→ **GIVEN TASK**
Write out the entire listing below exactly as it appears, minus any pictures.

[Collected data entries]
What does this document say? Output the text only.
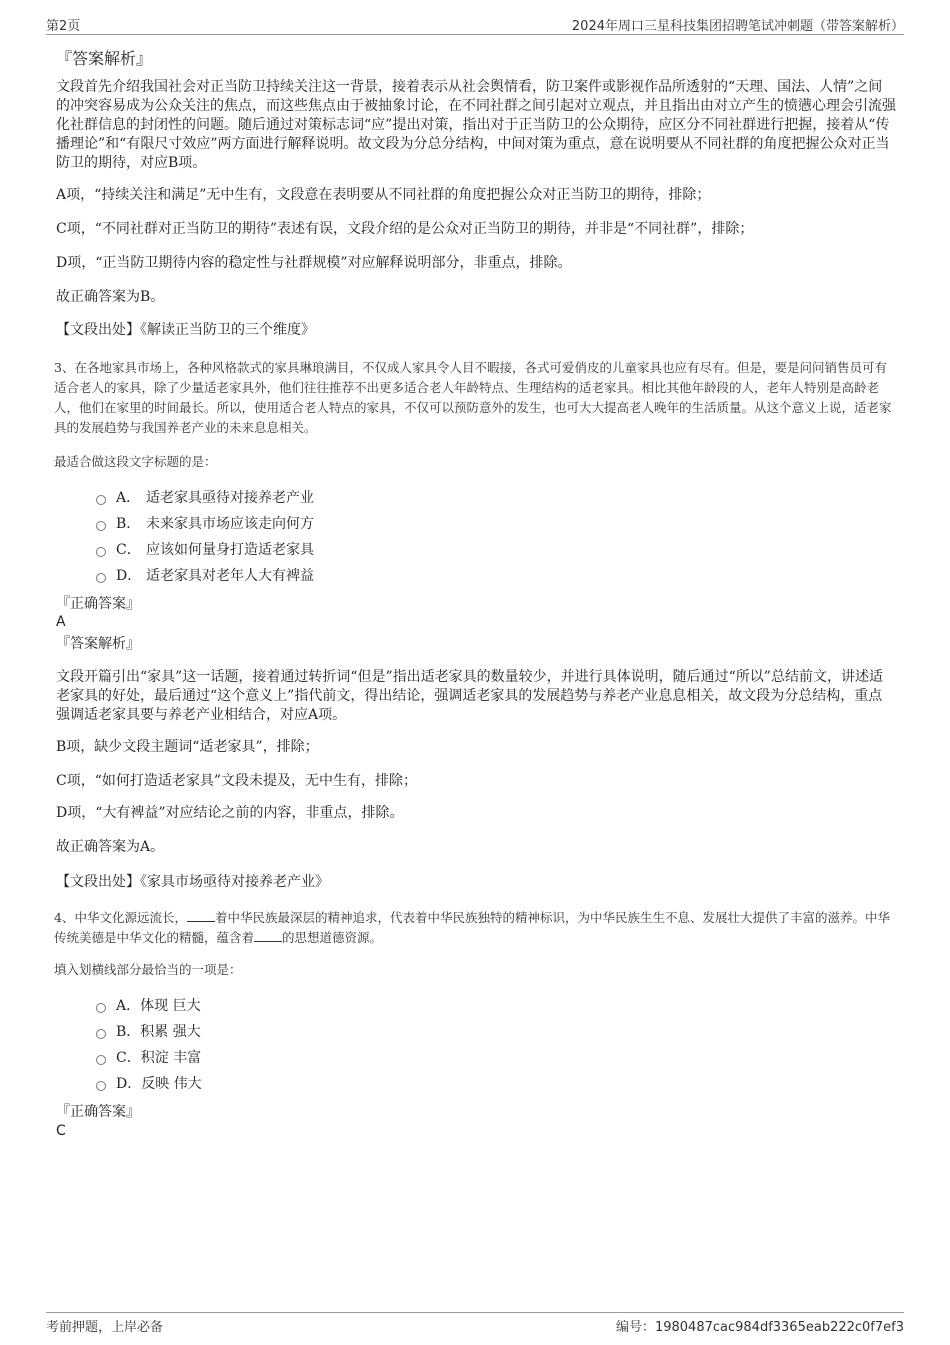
第2页	2024年周口三星科技集团招聘笔试冲刺题（带答案解析）
『答案解析』

文段首先介绍我国社会对正当防卫持续关注这一背景，接着表示从社会舆情看，防卫案件或影视作品所透射的“天理、国法、人情”之间的冲突容易成为公众关注的焦点，而这些焦点由于被抽象讨论，在不同社群之间引起对立观点，并且指出由对立产生的愤懑心理会引流强化社群信息的封闭性的问题。随后通过对策标志词“应”提出对策，指出对于正当防卫的公众期待，应区分不同社群进行把握，接着从“传播理论”和“有限尺寸效应”两方面进行解释说明。故文段为分总分结构，中间对策为重点，意在说明要从不同社群的角度把握公众对正当防卫的期待，对应B项。

A项，“持续关注和满足”无中生有，文段意在表明要从不同社群的角度把握公众对正当防卫的期待，排除；

C项，“不同社群对正当防卫的期待”表述有误，文段介绍的是公众对正当防卫的期待，并非是“不同社群”，排除；

D项，“正当防卫期待内容的稳定性与社群规模”对应解释说明部分，非重点，排除。

故正确答案为B。

【文段出处】《解读正当防卫的三个维度》

3、在各地家具市场上，各种风格款式的家具琳琅满目，不仅成人家具令人目不暇接，各式可爱俏皮的儿童家具也应有尽有。但是，要是问问销售员可有适合老人的家具，除了少量适老家具外，他们往往推荐不出更多适合老人年龄特点、生理结构的适老家具。相比其他年龄段的人，老年人特别是高龄老人，他们在家里的时间最长。所以，使用适合老人特点的家具，不仅可以预防意外的发生，也可大大提高老人晚年的生活质量。从这个意义上说，适老家具的发展趋势与我国养老产业的未来息息相关。

最适合做这段文字标题的是：
A． 适老家具亟待对接养老产业
B． 未来家具市场应该走向何方
C． 应该如何量身打造适老家具
D． 适老家具对老年人大有裨益
『正确答案』
A
『答案解析』

文段开篇引出“家具”这一话题，接着通过转折词“但是”指出适老家具的数量较少，并进行具体说明，随后通过“所以”总结前文，讲述适老家具的好处，最后通过“这个意义上”指代前文，得出结论，强调适老家具的发展趋势与养老产业息息相关，故文段为分总结构，重点强调适老家具要与养老产业相结合，对应A项。

B项，缺少文段主题词“适老家具”，排除；

C项，“如何打造适老家具”文段未提及，无中生有，排除；

D项，“大有裨益”对应结论之前的内容，非重点，排除。

故正确答案为A。

【文段出处】《家具市场亟待对接养老产业》

4、中华文化源远流长， 着中华民族最深层的精神追求，代表着中华民族独特的精神标识，为中华民族生生不息、发展壮大提供了丰富的滋养。中华传统美德是中华文化的精髓，蕴含着 的思想道德资源。

填入划横线部分最恰当的一项是：
A． 体现 巨大
B． 积累 强大
C． 积淀 丰富
D． 反映 伟大
『正确答案』
C
考前押题，上岸必备	编号：1980487cac984df3365eab222c0f7ef3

→ **FULL RESPONSE**
What does this document say? Output the text only.
第2页	2024年周口三星科技集团招聘笔试冲刺题（带答案解析）
『答案解析』

文段首先介绍我国社会对正当防卫持续关注这一背景，接着表示从社会舆情看，防卫案件或影视作品所透射的“天理、国法、人情”之间的冲突容易成为公众关注的焦点，而这些焦点由于被抽象讨论，在不同社群之间引起对立观点，并且指出由对立产生的愤懑心理会引流强化社群信息的封闭性的问题。随后通过对策标志词“应”提出对策，指出对于正当防卫的公众期待，应区分不同社群进行把握，接着从“传播理论”和“有限尺寸效应”两方面进行解释说明。故文段为分总分结构，中间对策为重点，意在说明要从不同社群的角度把握公众对正当防卫的期待，对应B项。

A项，“持续关注和满足”无中生有，文段意在表明要从不同社群的角度把握公众对正当防卫的期待，排除；

C项，“不同社群对正当防卫的期待”表述有误，文段介绍的是公众对正当防卫的期待，并非是“不同社群”，排除；

D项，“正当防卫期待内容的稳定性与社群规模”对应解释说明部分，非重点，排除。

故正确答案为B。

【文段出处】《解读正当防卫的三个维度》

3、在各地家具市场上，各种风格款式的家具琳琅满目，不仅成人家具令人目不暇接，各式可爱俏皮的儿童家具也应有尽有。但是，要是问问销售员可有适合老人的家具，除了少量适老家具外，他们往往推荐不出更多适合老人年龄特点、生理结构的适老家具。相比其他年龄段的人，老年人特别是高龄老人，他们在家里的时间最长。所以，使用适合老人特点的家具，不仅可以预防意外的发生，也可大大提高老人晚年的生活质量。从这个意义上说，适老家具的发展趋势与我国养老产业的未来息息相关。

最适合做这段文字标题的是：
A． 适老家具亟待对接养老产业
B． 未来家具市场应该走向何方
C． 应该如何量身打造适老家具
D． 适老家具对老年人大有裨益
『正确答案』
A
『答案解析』

文段开篇引出“家具”这一话题，接着通过转折词“但是”指出适老家具的数量较少，并进行具体说明，随后通过“所以”总结前文，讲述适老家具的好处，最后通过“这个意义上”指代前文，得出结论，强调适老家具的发展趋势与养老产业息息相关，故文段为分总结构，重点强调适老家具要与养老产业相结合，对应A项。

B项，缺少文段主题词“适老家具”，排除；

C项，“如何打造适老家具”文段未提及，无中生有，排除；

D项，“大有裨益”对应结论之前的内容，非重点，排除。

故正确答案为A。

【文段出处】《家具市场亟待对接养老产业》

4、中华文化源远流长， 着中华民族最深层的精神追求，代表着中华民族独特的精神标识，为中华民族生生不息、发展壮大提供了丰富的滋养。中华传统美德是中华文化的精髓，蕴含着 的思想道德资源。

填入划横线部分最恰当的一项是：
A． 体现 巨大
B． 积累 强大
C． 积淀 丰富
D． 反映 伟大
『正确答案』
C
考前押题，上岸必备	编号：1980487cac984df3365eab222c0f7ef3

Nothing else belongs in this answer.